(begin)
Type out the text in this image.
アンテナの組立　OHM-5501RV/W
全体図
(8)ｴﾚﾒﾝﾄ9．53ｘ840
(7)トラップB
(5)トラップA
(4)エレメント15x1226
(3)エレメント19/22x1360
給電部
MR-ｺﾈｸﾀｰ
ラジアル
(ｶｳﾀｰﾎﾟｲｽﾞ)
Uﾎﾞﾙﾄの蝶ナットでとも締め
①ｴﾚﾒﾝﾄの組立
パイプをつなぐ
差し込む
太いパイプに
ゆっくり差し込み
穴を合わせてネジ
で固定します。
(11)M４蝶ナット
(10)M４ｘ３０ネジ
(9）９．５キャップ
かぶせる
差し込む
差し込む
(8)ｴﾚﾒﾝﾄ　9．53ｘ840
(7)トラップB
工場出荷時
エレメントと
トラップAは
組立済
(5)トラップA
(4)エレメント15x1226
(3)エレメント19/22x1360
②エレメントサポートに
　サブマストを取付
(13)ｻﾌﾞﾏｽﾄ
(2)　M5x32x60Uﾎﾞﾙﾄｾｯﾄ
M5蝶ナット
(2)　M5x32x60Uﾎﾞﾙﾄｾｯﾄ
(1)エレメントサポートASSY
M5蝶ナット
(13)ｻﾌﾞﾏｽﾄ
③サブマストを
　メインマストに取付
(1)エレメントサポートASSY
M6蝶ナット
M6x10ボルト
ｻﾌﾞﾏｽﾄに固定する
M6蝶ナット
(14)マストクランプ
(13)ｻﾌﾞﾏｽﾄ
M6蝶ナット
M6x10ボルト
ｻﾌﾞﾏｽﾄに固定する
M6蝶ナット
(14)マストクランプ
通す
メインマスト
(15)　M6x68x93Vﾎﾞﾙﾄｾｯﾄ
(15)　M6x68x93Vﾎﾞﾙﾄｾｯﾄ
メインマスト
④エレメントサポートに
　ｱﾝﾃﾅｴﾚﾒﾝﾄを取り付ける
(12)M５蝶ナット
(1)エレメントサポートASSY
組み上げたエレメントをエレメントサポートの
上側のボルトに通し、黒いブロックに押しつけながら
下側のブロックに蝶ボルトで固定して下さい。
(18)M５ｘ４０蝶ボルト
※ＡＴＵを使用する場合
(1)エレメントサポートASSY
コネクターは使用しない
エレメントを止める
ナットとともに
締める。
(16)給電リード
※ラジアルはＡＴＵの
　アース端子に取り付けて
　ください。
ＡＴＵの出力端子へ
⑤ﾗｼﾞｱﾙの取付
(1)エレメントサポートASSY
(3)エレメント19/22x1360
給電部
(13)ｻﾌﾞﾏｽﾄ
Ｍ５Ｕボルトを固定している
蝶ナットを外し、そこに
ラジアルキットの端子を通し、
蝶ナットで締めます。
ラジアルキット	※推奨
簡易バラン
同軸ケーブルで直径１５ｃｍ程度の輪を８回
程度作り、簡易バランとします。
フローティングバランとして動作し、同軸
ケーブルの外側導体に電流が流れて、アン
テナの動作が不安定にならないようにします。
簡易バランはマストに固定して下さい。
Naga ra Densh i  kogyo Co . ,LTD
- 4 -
(end)
Reproduce every record above exactly as it appears.

Type out the text in this image.
アンテナの組立　OHM-5501RV/W
全体図
(8)ｴﾚﾒﾝﾄ9．53ｘ840
(7)トラップB
(5)トラップA
(4)エレメント15x1226
(3)エレメント19/22x1360
給電部
MR-ｺﾈｸﾀｰ
ラジアル
(ｶｳﾀｰﾎﾟｲｽﾞ)
Uﾎﾞﾙﾄの蝶ナットでとも締め
①ｴﾚﾒﾝﾄの組立
パイプをつなぐ
差し込む
太いパイプに
ゆっくり差し込み
穴を合わせてネジ
で固定します。
(11)M４蝶ナット
(10)M４ｘ３０ネジ
(9）９．５キャップ
かぶせる
差し込む
差し込む
(8)ｴﾚﾒﾝﾄ　9．53ｘ840
(7)トラップB
工場出荷時
エレメントと
トラップAは
組立済
(5)トラップA
(4)エレメント15x1226
(3)エレメント19/22x1360
②エレメントサポートに
　サブマストを取付
(13)ｻﾌﾞﾏｽﾄ
(2)　M5x32x60Uﾎﾞﾙﾄｾｯﾄ
M5蝶ナット
(2)　M5x32x60Uﾎﾞﾙﾄｾｯﾄ
(1)エレメントサポートASSY
M5蝶ナット
(13)ｻﾌﾞﾏｽﾄ
③サブマストを
　メインマストに取付
(1)エレメントサポートASSY
M6蝶ナット
M6x10ボルト
ｻﾌﾞﾏｽﾄに固定する
M6蝶ナット
(14)マストクランプ
(13)ｻﾌﾞﾏｽﾄ
M6蝶ナット
M6x10ボルト
ｻﾌﾞﾏｽﾄに固定する
M6蝶ナット
(14)マストクランプ
通す
メインマスト
(15)　M6x68x93Vﾎﾞﾙﾄｾｯﾄ
(15)　M6x68x93Vﾎﾞﾙﾄｾｯﾄ
メインマスト
④エレメントサポートに
　ｱﾝﾃﾅｴﾚﾒﾝﾄを取り付ける
(12)M５蝶ナット
(1)エレメントサポートASSY
組み上げたエレメントをエレメントサポートの
上側のボルトに通し、黒いブロックに押しつけながら
下側のブロックに蝶ボルトで固定して下さい。
(18)M５ｘ４０蝶ボルト
※ＡＴＵを使用する場合
(1)エレメントサポートASSY
コネクターは使用しない
エレメントを止める
ナットとともに
締める。
(16)給電リード
※ラジアルはＡＴＵの
　アース端子に取り付けて
　ください。
ＡＴＵの出力端子へ
⑤ﾗｼﾞｱﾙの取付
(1)エレメントサポートASSY
(3)エレメント19/22x1360
給電部
(13)ｻﾌﾞﾏｽﾄ
Ｍ５Ｕボルトを固定している
蝶ナットを外し、そこに
ラジアルキットの端子を通し、
蝶ナットで締めます。
ラジアルキット	※推奨
簡易バラン
同軸ケーブルで直径１５ｃｍ程度の輪を８回
程度作り、簡易バランとします。
フローティングバランとして動作し、同軸
ケーブルの外側導体に電流が流れて、アン
テナの動作が不安定にならないようにします。
簡易バランはマストに固定して下さい。
Naga ra Densh i  kogyo Co . ,LTD
- 4 -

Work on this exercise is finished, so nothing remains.